◆ SUPPLIED ENTRIES
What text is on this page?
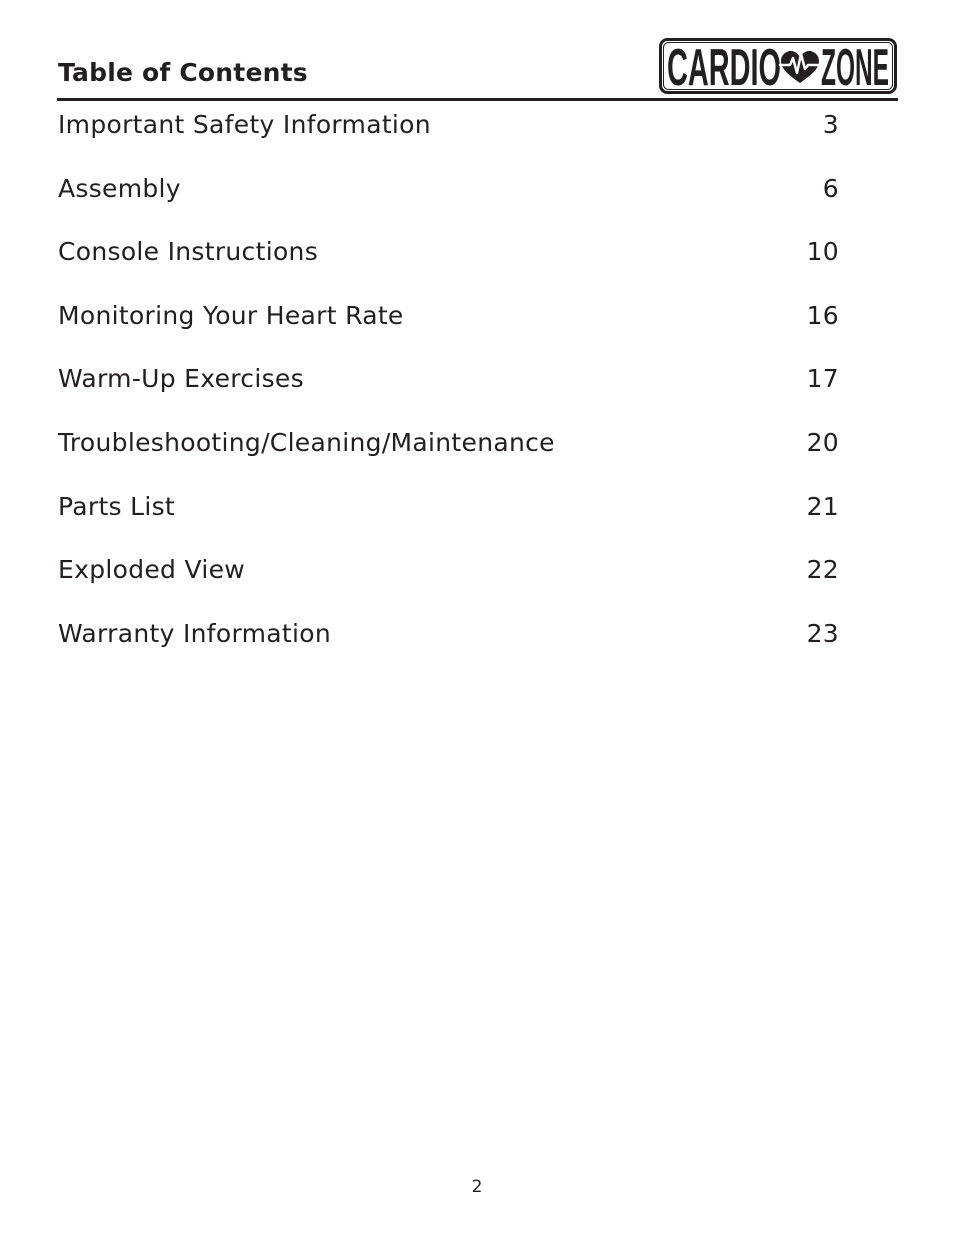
Table of Contents	CARDIO ZONE
Important Safety Information	3
Assembly	6
Console Instructions	10
Monitoring Your Heart Rate	16
Warm-Up Exercises	17
Troubleshooting/Cleaning/Maintenance	20
Parts List	21
Exploded View	22
Warranty Information	23
2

◆ WRITTEN REQUEST
Find every line in the records that contains the word "Information"; copy those lines.

◆ OUTPUT OF THE TASK
Important Safety Information	3
Warranty Information	23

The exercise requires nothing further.